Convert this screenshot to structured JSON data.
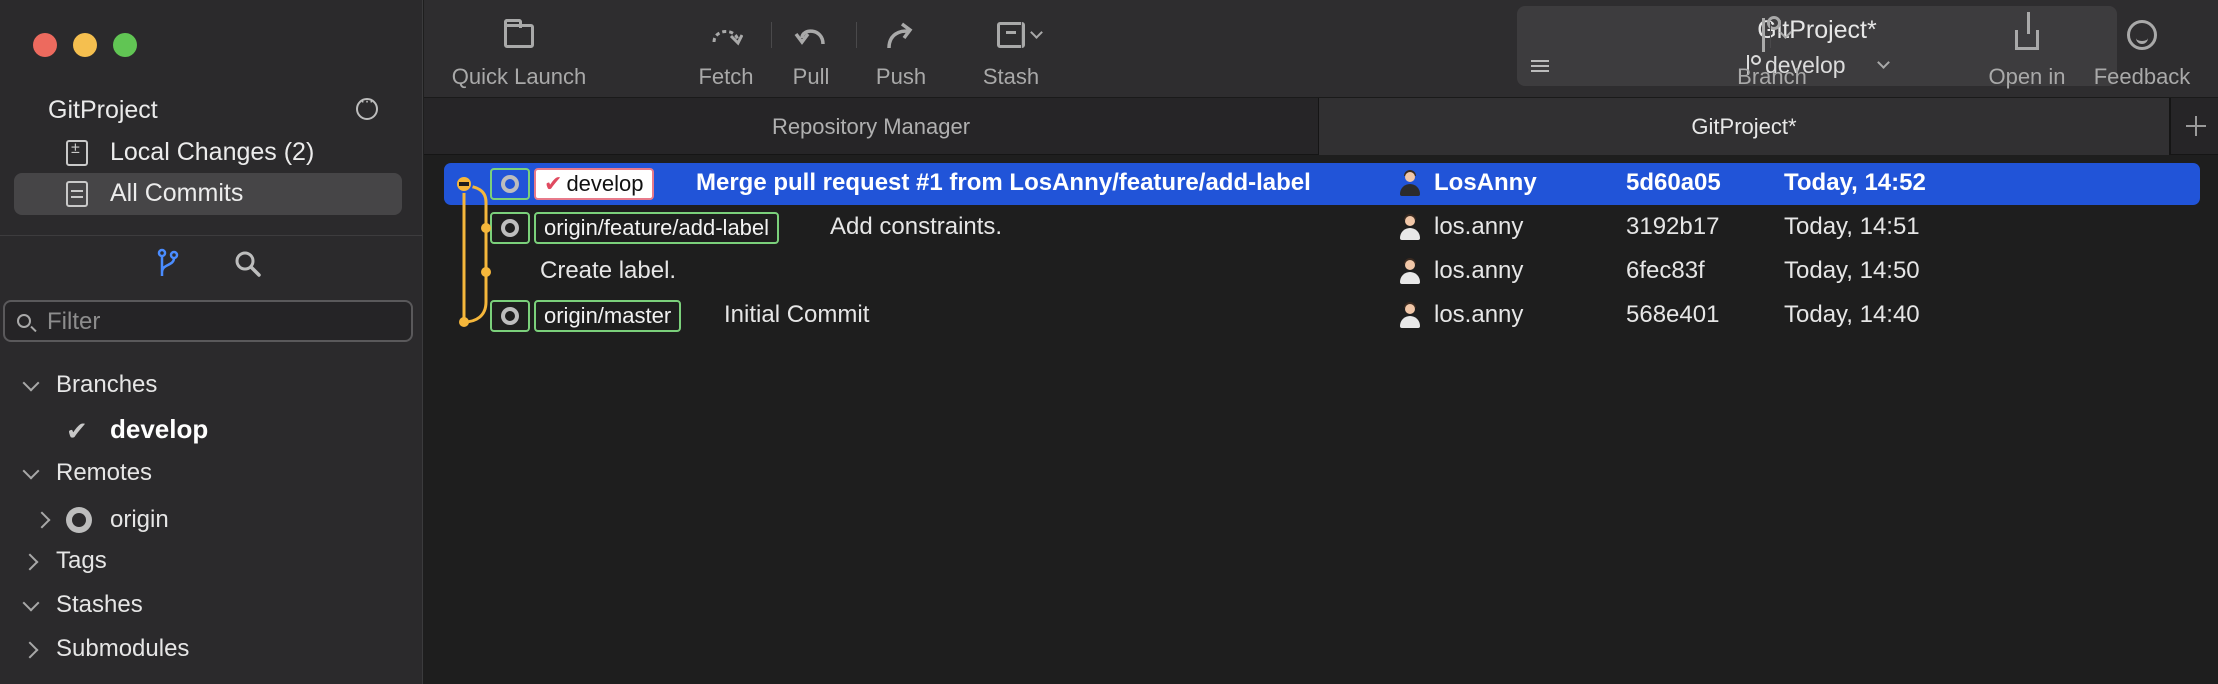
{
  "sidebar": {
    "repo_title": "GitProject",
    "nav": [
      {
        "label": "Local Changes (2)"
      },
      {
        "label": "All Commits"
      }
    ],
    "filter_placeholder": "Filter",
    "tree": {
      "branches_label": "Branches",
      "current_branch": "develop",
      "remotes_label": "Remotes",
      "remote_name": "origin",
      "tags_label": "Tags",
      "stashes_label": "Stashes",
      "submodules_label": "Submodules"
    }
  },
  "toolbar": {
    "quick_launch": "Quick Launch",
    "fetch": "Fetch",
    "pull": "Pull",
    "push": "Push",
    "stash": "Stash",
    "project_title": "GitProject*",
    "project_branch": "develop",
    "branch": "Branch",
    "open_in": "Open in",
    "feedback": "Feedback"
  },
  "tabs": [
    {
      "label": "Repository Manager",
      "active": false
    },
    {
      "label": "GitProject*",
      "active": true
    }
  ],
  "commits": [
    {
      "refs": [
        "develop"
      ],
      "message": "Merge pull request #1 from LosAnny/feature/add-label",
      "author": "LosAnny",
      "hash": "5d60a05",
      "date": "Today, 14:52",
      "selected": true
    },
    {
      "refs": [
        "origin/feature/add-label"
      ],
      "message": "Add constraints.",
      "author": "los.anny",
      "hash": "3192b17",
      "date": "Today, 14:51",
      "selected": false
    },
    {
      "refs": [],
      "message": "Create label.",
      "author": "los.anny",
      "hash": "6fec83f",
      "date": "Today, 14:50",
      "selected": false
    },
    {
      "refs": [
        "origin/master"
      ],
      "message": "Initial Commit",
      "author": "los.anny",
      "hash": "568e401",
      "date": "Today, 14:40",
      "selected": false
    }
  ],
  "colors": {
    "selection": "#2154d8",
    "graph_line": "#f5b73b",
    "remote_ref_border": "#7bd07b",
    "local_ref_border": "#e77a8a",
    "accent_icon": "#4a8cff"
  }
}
────────────────────
WHAT IS EXPECTED = Drop the images and quote the entries word for word.

RESULT =
Convert this screenshot to structured JSON data.
{
  "sidebar": {
    "repo_title": "GitProject",
    "nav": [
      {
        "label": "Local Changes (2)"
      },
      {
        "label": "All Commits"
      }
    ],
    "filter_placeholder": "Filter",
    "tree": {
      "branches_label": "Branches",
      "current_branch": "develop",
      "remotes_label": "Remotes",
      "remote_name": "origin",
      "tags_label": "Tags",
      "stashes_label": "Stashes",
      "submodules_label": "Submodules"
    }
  },
  "toolbar": {
    "quick_launch": "Quick Launch",
    "fetch": "Fetch",
    "pull": "Pull",
    "push": "Push",
    "stash": "Stash",
    "project_title": "GitProject*",
    "project_branch": "develop",
    "branch": "Branch",
    "open_in": "Open in",
    "feedback": "Feedback"
  },
  "tabs": [
    {
      "label": "Repository Manager",
      "active": false
    },
    {
      "label": "GitProject*",
      "active": true
    }
  ],
  "commits": [
    {
      "refs": [
        "develop"
      ],
      "message": "Merge pull request #1 from LosAnny/feature/add-label",
      "author": "LosAnny",
      "hash": "5d60a05",
      "date": "Today, 14:52",
      "selected": true
    },
    {
      "refs": [
        "origin/feature/add-label"
      ],
      "message": "Add constraints.",
      "author": "los.anny",
      "hash": "3192b17",
      "date": "Today, 14:51",
      "selected": false
    },
    {
      "refs": [],
      "message": "Create label.",
      "author": "los.anny",
      "hash": "6fec83f",
      "date": "Today, 14:50",
      "selected": false
    },
    {
      "refs": [
        "origin/master"
      ],
      "message": "Initial Commit",
      "author": "los.anny",
      "hash": "568e401",
      "date": "Today, 14:40",
      "selected": false
    }
  ],
  "colors": {
    "selection": "#2154d8",
    "graph_line": "#f5b73b",
    "remote_ref_border": "#7bd07b",
    "local_ref_border": "#e77a8a",
    "accent_icon": "#4a8cff"
  }
}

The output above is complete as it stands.